Jugendbuchverlage

Sind die Maßnahmen zur Leseförderung richtig adressiert?

15. Juni 2023
von Stefan Hauck

Eine Studie zum Käuferverhalten der 10- bis 19-Jährigen, andere Wege in der Leseförderung, KI und viele Impulse mehr waren Themen bei der Hauptversammlung der Arbeitsgemeinschaft von Jugendbuchverlagen avj. In den Debatten wurde deutlich, dass sich in den vergangenen Monaten einiges bewegt hat.

Willkommen und Abschied: Barbara Müller ist seit 1. Juni avj-Geschäftsführerin, avj-Geschäftsstellenleiterin Laura Simanjuntak hört zum 30. Juni auf, ebenso Volontärin Annika Nasel (von links)

(AUFGABE A) Stimmen die Aussagen (i) bis (iii) mit dem Artikel über die avj-Hauptversammlung überein? (i) Barbara Müller ist seit dem 1. Juni avj-Geschäftsführerin. (ii) Laura Simanjuntak bleibt über den 30. Juni hinaus Geschäftsstellenleiterin. (iii) Das Käuferverhalten der 10- bis 19-Jährigen war Thema einer Studie, über die auf der Hauptversammlung gesprochen wurde. Antworte jeweils mit Ja oder Nein und zitiere die entscheidenden Worte des Artikels wörtlich.
(AUFGABE B) Wie könnte der Artikel über die avj-Hauptversammlung weitergehen? Schreibe im Anschluss an seinen letzten Satz einen kurzen Absatz.

(BEREITGESTELLTE DATEN)

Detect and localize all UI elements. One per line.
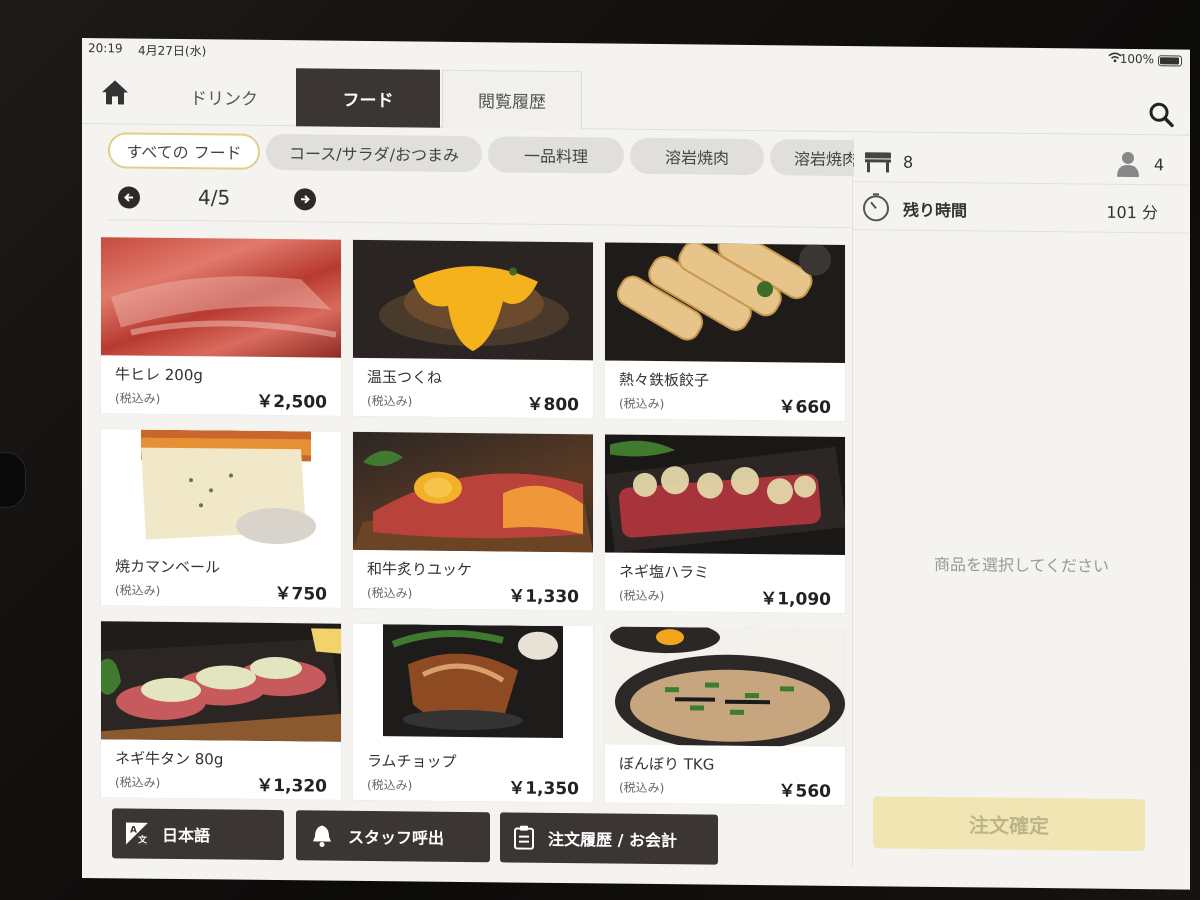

(LÖSUNG A)
(i) Ja: „Barbara Müller ist seit 1. Juni avj-Geschäftsführerin“
(ii) Nein: „avj-Geschäftsstellenleiterin Laura Simanjuntak hört zum 30. Juni auf“
(iii) Ja: „Eine Studie zum Käuferverhalten der 10- bis 19-Jährigen“

(LÖSUNG B)
Für gewöhnlich sind Rechenschaftsberichte eine unvermeidliche Pflichtübung, der die Mitglieder geduldig zuhören, um den Vorstand anschließend zu entlasten. Anders bei der Jahreshauptversammlung der Arbeitsgemeinschaft von Jugendbuchverlagen am 14. Juni in Frankfurt am Main: Da wuchs mit jeder Aktion, über die Vorsitzender Bernd Herzog (Frech Verlag) berichtete, das Erstaunen, welche Fülle von Impulsen er und sein Team (Franziska Hauffe (Klett Kinderbuch), Kristy Koth (Edition bi:libri), Barbara Thieme (DK) und Tomas Rensing (Coppenrath)) angestoßen und umgesetzt hatten. "Unglaublich, wie viele Teller Ihr gleichzeitig in der Luft gehalten habt und noch haltet", fasste Thienemann-Verlegerin Bärbel Dorweiler die Anerkennung als Bild zusammen, und Kristy Koth bekannte, dass da auch ein Limit erreicht sei – "aber es gab von Euch so viel Unterstützung nicht zuletzt in den AGs, die uns einfach motiviert hat." Wiederholt wurde im Verlauf der Versammlung die Leistung des Vorstands gelobt, umso mehr, da er wegen der fast kompletten Neubesetzung vor einem Jahr einzig auf die Erfahrungen von Beirat Tomas Rensing zurückgreifen konnte.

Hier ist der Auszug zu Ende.